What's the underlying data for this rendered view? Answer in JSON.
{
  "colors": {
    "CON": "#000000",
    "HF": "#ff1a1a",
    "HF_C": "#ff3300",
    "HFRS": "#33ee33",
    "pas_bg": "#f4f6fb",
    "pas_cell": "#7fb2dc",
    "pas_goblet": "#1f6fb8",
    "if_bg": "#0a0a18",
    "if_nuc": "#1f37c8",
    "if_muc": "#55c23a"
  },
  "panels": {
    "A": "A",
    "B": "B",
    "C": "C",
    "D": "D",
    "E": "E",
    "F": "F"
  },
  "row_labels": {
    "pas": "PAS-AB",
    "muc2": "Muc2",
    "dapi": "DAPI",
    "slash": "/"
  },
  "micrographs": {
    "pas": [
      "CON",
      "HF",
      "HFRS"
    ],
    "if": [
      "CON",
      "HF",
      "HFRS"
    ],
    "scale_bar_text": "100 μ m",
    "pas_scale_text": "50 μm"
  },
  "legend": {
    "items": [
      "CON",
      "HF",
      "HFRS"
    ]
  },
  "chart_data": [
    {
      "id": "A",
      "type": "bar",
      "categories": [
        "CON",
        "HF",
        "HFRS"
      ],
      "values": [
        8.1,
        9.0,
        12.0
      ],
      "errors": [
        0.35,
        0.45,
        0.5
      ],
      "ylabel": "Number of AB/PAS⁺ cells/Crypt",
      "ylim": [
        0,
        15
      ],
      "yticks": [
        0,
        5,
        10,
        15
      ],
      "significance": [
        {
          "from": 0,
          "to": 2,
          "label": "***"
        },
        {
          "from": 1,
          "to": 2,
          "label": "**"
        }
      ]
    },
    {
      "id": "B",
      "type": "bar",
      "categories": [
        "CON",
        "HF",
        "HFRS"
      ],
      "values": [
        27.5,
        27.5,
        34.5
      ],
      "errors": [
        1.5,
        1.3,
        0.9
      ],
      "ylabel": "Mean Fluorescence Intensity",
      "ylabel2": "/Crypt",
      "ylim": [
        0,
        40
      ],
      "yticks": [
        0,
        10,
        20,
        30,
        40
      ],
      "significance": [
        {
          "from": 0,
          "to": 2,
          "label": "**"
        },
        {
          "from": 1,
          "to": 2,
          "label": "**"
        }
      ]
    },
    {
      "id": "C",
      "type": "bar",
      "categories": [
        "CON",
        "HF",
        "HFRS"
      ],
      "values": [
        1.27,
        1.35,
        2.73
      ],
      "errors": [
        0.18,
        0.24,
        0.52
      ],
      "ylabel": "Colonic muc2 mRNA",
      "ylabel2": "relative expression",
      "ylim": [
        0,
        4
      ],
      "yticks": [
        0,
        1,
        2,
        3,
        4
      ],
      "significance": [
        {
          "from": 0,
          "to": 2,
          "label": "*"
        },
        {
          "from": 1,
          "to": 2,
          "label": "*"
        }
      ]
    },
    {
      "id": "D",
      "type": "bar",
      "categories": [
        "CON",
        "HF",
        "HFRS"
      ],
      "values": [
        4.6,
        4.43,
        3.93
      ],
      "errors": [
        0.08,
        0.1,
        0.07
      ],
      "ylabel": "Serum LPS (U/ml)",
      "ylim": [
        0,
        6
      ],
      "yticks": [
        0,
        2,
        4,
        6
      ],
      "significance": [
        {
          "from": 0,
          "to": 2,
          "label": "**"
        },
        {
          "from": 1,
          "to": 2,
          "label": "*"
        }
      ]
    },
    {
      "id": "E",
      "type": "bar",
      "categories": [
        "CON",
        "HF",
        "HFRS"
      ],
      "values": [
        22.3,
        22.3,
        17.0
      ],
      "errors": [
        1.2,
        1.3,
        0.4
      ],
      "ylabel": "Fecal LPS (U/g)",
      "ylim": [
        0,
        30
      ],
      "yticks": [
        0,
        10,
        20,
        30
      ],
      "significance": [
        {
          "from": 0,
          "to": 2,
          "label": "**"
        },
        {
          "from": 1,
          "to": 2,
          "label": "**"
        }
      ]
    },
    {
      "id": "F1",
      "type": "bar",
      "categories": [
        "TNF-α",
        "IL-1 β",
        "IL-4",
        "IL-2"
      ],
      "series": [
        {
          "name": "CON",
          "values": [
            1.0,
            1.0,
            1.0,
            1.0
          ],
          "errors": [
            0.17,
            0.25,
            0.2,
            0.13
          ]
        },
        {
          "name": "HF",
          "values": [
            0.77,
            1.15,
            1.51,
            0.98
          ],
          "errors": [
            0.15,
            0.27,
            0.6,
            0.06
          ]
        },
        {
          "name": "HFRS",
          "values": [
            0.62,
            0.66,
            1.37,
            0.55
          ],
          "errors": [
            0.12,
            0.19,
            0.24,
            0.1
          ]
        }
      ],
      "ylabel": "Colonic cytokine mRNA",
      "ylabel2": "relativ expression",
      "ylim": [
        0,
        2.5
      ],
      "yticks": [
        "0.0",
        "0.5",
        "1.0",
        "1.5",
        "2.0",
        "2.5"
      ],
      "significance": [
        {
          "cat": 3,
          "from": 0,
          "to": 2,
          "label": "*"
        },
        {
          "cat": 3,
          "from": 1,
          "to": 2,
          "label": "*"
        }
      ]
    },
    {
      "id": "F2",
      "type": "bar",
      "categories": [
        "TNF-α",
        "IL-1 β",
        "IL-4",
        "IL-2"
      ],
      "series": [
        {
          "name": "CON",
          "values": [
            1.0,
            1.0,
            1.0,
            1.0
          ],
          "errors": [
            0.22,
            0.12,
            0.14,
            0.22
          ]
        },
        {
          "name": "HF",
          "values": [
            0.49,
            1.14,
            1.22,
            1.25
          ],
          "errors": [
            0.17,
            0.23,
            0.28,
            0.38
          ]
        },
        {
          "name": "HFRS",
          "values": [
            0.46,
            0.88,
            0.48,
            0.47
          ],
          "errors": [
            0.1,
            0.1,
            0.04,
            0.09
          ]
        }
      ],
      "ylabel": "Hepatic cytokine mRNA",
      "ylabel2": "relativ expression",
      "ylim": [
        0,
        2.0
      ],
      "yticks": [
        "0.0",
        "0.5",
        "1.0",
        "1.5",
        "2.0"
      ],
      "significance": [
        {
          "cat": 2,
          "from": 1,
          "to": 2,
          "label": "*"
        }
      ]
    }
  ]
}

Prompt ->
In the entries above, count the lines that contain the string "Colonic" and reply with the number only.

Solution to the problem ->
2